### Your task
The records should be written out in full, with nothing altered.

### Entries provided
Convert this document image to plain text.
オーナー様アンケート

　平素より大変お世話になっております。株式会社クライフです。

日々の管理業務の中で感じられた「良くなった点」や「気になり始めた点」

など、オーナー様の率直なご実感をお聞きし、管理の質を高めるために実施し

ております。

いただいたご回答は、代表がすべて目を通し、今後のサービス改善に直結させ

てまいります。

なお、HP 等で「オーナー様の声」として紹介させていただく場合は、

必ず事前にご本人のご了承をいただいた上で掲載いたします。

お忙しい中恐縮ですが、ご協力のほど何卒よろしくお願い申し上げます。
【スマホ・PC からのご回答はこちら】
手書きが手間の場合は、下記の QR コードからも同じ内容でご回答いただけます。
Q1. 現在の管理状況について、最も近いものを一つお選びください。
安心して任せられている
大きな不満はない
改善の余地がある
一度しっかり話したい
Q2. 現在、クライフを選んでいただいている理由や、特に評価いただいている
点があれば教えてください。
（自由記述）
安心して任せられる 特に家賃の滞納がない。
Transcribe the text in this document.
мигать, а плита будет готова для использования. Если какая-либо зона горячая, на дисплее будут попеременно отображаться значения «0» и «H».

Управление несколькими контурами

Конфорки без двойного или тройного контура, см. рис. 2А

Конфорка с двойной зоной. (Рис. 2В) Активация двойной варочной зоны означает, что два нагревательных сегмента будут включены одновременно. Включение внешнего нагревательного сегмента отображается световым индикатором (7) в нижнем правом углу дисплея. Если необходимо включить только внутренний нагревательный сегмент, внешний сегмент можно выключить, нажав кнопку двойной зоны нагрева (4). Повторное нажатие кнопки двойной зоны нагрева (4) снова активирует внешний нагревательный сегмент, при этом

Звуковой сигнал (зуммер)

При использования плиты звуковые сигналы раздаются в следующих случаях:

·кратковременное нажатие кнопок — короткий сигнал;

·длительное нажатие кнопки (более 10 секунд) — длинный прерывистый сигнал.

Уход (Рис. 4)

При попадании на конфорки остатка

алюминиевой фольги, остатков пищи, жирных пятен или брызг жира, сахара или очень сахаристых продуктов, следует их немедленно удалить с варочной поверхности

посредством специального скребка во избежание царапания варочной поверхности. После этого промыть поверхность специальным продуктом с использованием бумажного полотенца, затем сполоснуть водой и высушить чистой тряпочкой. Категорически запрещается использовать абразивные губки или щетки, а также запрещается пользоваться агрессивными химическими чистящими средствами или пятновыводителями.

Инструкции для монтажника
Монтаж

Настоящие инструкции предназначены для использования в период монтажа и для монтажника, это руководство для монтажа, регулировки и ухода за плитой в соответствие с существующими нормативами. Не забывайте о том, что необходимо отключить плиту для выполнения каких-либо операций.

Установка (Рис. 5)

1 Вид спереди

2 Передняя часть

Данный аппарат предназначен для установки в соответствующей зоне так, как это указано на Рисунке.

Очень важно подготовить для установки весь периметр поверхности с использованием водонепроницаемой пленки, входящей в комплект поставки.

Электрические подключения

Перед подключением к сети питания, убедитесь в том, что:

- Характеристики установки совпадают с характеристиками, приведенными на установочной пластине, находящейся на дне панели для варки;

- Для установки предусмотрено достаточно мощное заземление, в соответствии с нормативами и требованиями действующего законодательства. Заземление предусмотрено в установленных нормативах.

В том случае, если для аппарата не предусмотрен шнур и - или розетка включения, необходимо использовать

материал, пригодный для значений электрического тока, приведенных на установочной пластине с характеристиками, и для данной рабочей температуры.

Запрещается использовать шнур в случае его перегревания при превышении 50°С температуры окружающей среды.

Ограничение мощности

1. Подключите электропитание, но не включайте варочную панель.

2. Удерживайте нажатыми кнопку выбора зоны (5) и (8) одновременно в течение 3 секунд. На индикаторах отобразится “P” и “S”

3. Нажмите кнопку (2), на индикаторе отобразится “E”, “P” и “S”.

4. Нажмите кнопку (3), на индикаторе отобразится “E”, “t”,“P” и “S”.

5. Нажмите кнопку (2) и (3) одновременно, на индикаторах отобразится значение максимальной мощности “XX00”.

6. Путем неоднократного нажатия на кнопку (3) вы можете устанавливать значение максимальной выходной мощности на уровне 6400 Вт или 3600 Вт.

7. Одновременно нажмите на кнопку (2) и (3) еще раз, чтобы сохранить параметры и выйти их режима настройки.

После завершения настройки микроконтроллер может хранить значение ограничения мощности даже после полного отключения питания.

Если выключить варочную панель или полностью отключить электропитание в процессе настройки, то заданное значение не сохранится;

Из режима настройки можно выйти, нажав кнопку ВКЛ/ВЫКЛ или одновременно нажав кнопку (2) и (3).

### Task answer
Convert this document image to plain text.
オーナー様アンケート

　平素より大変お世話になっております。株式会社クライフです。

日々の管理業務の中で感じられた「良くなった点」や「気になり始めた点」

など、オーナー様の率直なご実感をお聞きし、管理の質を高めるために実施し

ております。

いただいたご回答は、代表がすべて目を通し、今後のサービス改善に直結させ

てまいります。

なお、HP 等で「オーナー様の声」として紹介させていただく場合は、

必ず事前にご本人のご了承をいただいた上で掲載いたします。

お忙しい中恐縮ですが、ご協力のほど何卒よろしくお願い申し上げます。
【スマホ・PC からのご回答はこちら】
手書きが手間の場合は、下記の QR コードからも同じ内容でご回答いただけます。
Q1. 現在の管理状況について、最も近いものを一つお選びください。
安心して任せられている
大きな不満はない
改善の余地がある
一度しっかり話したい
Q2. 現在、クライフを選んでいただいている理由や、特に評価いただいている
点があれば教えてください。
（自由記述）
安心して任せられる 特に家賃の滞納がない。
Transcribe the text in this document.
мигать, а плита будет готова для использования. Если какая-либо зона горячая, на дисплее будут попеременно отображаться значения «0» и «H».

Управление несколькими контурами

Конфорки без двойного или тройного контура, см. рис. 2А

Конфорка с двойной зоной. (Рис. 2В) Активация двойной варочной зоны означает, что два нагревательных сегмента будут включены одновременно. Включение внешнего нагревательного сегмента отображается световым индикатором (7) в нижнем правом углу дисплея. Если необходимо включить только внутренний нагревательный сегмент, внешний сегмент можно выключить, нажав кнопку двойной зоны нагрева (4). Повторное нажатие кнопки двойной зоны нагрева (4) снова активирует внешний нагревательный сегмент, при этом

Звуковой сигнал (зуммер)

При использования плиты звуковые сигналы раздаются в следующих случаях:

·кратковременное нажатие кнопок — короткий сигнал;

·длительное нажатие кнопки (более 10 секунд) — длинный прерывистый сигнал.

Уход (Рис. 4)

При попадании на конфорки остатка

алюминиевой фольги, остатков пищи, жирных пятен или брызг жира, сахара или очень сахаристых продуктов, следует их немедленно удалить с варочной поверхности

посредством специального скребка во избежание царапания варочной поверхности. После этого промыть поверхность специальным продуктом с использованием бумажного полотенца, затем сполоснуть водой и высушить чистой тряпочкой. Категорически запрещается использовать абразивные губки или щетки, а также запрещается пользоваться агрессивными химическими чистящими средствами или пятновыводителями.

Инструкции для монтажника
Монтаж

Настоящие инструкции предназначены для использования в период монтажа и для монтажника, это руководство для монтажа, регулировки и ухода за плитой в соответствие с существующими нормативами. Не забывайте о том, что необходимо отключить плиту для выполнения каких-либо операций.

Установка (Рис. 5)

1 Вид спереди

2 Передняя часть

Данный аппарат предназначен для установки в соответствующей зоне так, как это указано на Рисунке.

Очень важно подготовить для установки весь периметр поверхности с использованием водонепроницаемой пленки, входящей в комплект поставки.

Электрические подключения

Перед подключением к сети питания, убедитесь в том, что:

- Характеристики установки совпадают с характеристиками, приведенными на установочной пластине, находящейся на дне панели для варки;

- Для установки предусмотрено достаточно мощное заземление, в соответствии с нормативами и требованиями действующего законодательства. Заземление предусмотрено в установленных нормативах.

В том случае, если для аппарата не предусмотрен шнур и - или розетка включения, необходимо использовать

материал, пригодный для значений электрического тока, приведенных на установочной пластине с характеристиками, и для данной рабочей температуры.

Запрещается использовать шнур в случае его перегревания при превышении 50°С температуры окружающей среды.

Ограничение мощности

1. Подключите электропитание, но не включайте варочную панель.

2. Удерживайте нажатыми кнопку выбора зоны (5) и (8) одновременно в течение 3 секунд. На индикаторах отобразится “P” и “S”

3. Нажмите кнопку (2), на индикаторе отобразится “E”, “P” и “S”.

4. Нажмите кнопку (3), на индикаторе отобразится “E”, “t”,“P” и “S”.

5. Нажмите кнопку (2) и (3) одновременно, на индикаторах отобразится значение максимальной мощности “XX00”.

6. Путем неоднократного нажатия на кнопку (3) вы можете устанавливать значение максимальной выходной мощности на уровне 6400 Вт или 3600 Вт.

7. Одновременно нажмите на кнопку (2) и (3) еще раз, чтобы сохранить параметры и выйти их режима настройки.

После завершения настройки микроконтроллер может хранить значение ограничения мощности даже после полного отключения питания.

Если выключить варочную панель или полностью отключить электропитание в процессе настройки, то заданное значение не сохранится;

Из режима настройки можно выйти, нажав кнопку ВКЛ/ВЫКЛ или одновременно нажав кнопку (2) и (3).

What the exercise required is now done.